(Rows from a figure dataset)
begin

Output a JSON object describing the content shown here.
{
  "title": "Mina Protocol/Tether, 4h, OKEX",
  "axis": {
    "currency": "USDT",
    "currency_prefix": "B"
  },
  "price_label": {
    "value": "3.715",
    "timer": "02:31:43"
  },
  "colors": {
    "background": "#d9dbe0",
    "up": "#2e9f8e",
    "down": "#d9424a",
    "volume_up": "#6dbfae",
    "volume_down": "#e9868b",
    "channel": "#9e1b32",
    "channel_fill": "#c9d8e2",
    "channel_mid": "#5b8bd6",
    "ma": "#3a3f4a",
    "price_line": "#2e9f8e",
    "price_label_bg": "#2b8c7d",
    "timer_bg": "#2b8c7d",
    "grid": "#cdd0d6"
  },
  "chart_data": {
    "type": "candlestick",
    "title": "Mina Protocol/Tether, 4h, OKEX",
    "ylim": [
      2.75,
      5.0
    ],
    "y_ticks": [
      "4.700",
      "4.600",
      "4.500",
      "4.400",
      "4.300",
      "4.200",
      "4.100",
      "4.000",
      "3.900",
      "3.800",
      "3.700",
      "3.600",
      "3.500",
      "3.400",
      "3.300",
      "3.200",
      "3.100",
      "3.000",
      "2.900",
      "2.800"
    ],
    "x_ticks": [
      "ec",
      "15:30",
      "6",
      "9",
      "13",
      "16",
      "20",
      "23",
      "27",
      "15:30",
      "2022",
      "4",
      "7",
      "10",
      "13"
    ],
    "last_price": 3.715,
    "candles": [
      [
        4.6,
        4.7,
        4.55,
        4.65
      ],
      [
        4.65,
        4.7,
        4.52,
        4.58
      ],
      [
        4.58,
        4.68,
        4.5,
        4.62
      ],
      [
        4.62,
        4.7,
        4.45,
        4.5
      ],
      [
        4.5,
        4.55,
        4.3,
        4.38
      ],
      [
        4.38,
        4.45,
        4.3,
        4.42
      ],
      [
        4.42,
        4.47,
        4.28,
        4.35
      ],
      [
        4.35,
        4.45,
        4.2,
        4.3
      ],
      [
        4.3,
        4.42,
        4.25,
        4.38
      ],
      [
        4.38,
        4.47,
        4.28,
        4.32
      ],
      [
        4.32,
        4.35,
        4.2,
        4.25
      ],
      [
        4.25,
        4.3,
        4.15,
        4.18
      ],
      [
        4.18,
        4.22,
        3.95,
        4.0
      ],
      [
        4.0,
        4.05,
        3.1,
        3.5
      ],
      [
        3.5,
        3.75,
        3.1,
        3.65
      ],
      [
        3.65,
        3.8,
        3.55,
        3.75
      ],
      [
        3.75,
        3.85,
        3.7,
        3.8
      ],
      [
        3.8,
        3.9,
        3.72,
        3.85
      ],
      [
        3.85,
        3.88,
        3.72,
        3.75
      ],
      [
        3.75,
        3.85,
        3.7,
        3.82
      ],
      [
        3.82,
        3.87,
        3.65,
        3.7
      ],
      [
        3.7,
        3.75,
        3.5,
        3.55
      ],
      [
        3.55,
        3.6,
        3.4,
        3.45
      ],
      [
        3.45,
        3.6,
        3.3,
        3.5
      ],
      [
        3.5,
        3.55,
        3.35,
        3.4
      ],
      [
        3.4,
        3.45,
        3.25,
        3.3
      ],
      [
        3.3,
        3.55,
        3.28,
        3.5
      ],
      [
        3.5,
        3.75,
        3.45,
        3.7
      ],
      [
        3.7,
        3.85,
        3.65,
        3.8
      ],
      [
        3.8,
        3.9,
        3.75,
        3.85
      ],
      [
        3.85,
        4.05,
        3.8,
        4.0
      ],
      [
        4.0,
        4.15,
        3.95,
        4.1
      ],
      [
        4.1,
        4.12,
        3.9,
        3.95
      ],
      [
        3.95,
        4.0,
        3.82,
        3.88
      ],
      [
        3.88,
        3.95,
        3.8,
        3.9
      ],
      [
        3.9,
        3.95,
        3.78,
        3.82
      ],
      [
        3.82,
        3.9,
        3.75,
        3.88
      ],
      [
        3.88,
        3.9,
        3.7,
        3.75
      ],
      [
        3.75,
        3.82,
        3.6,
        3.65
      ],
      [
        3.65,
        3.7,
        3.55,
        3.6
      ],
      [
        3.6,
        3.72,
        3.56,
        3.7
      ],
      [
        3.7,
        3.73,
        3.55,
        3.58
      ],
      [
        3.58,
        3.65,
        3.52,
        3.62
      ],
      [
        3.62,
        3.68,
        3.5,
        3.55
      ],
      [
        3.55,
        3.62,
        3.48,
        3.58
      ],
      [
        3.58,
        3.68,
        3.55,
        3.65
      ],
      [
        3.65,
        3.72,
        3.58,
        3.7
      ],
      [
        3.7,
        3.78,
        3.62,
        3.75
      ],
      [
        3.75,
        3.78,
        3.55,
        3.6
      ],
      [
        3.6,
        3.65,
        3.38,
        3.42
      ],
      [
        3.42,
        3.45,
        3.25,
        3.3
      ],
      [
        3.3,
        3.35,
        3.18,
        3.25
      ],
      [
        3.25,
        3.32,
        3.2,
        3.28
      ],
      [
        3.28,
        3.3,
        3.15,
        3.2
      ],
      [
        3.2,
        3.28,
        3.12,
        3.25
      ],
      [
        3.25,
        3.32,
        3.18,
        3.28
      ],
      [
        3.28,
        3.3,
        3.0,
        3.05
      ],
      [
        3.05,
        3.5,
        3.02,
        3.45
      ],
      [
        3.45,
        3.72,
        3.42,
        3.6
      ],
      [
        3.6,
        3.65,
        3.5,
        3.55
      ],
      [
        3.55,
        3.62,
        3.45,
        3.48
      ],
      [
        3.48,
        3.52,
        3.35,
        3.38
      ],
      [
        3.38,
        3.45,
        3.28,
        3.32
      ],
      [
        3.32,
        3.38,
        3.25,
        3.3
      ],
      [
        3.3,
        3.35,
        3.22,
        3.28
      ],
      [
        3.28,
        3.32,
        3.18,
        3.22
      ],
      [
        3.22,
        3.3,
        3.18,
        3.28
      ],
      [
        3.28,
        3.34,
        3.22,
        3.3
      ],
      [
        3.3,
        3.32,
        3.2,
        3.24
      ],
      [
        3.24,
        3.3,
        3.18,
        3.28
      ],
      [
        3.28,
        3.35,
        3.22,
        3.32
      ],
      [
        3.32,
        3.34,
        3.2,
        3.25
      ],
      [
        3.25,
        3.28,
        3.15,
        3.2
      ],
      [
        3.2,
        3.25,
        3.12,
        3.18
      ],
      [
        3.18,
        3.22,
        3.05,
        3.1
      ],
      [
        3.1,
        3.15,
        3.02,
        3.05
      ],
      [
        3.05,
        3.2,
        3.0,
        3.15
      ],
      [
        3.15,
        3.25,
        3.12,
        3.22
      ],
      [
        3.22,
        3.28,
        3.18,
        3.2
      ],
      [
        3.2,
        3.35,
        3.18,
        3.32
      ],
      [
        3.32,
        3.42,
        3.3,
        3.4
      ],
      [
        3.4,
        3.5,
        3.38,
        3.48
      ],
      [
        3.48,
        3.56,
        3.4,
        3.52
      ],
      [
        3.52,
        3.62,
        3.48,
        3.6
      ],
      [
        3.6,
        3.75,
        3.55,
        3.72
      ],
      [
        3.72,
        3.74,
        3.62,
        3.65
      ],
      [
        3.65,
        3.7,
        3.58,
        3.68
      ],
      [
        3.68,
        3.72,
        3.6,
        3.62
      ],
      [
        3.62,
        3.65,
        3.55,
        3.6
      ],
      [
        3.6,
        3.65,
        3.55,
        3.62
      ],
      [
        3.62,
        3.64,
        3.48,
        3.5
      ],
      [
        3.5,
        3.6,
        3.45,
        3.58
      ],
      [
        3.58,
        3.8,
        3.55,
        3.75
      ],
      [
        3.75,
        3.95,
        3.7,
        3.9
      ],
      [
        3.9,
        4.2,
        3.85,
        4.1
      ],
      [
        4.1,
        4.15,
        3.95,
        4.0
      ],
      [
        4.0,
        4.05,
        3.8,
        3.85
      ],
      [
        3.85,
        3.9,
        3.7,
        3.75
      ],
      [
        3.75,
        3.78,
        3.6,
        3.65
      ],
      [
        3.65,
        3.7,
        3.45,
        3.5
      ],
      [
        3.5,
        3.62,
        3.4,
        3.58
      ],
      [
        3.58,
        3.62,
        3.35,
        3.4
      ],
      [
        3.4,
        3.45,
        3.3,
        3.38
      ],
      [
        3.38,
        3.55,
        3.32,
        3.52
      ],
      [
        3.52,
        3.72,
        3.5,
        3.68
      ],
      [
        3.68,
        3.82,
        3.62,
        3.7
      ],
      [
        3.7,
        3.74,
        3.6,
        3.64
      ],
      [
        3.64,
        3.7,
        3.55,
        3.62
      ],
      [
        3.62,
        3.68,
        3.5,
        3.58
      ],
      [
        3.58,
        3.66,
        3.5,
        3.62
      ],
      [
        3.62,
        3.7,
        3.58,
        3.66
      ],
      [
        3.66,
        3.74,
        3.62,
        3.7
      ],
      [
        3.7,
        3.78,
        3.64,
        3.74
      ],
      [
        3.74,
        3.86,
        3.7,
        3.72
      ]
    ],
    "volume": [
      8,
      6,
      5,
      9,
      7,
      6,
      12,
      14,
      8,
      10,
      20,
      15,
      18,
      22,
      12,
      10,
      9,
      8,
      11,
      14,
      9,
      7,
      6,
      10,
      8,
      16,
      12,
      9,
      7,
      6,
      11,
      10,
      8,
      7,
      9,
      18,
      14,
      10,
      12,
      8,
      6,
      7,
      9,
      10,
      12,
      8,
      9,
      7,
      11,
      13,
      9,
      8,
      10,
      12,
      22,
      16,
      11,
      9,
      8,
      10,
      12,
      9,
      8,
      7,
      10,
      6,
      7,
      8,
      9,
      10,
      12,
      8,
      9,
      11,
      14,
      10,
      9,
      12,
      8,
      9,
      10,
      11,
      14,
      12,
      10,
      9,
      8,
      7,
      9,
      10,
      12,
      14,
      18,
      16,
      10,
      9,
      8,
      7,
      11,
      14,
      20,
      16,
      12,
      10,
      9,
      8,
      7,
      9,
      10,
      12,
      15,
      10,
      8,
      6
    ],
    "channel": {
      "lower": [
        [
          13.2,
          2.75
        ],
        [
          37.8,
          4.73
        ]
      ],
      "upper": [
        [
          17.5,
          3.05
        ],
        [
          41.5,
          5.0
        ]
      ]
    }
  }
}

end

**Your task**: Where a line holds "Protocol", copy that line.

**The completed task**:
  "title": "Mina Protocol/Tether, 4h, OKEX",
    "title": "Mina Protocol/Tether, 4h, OKEX",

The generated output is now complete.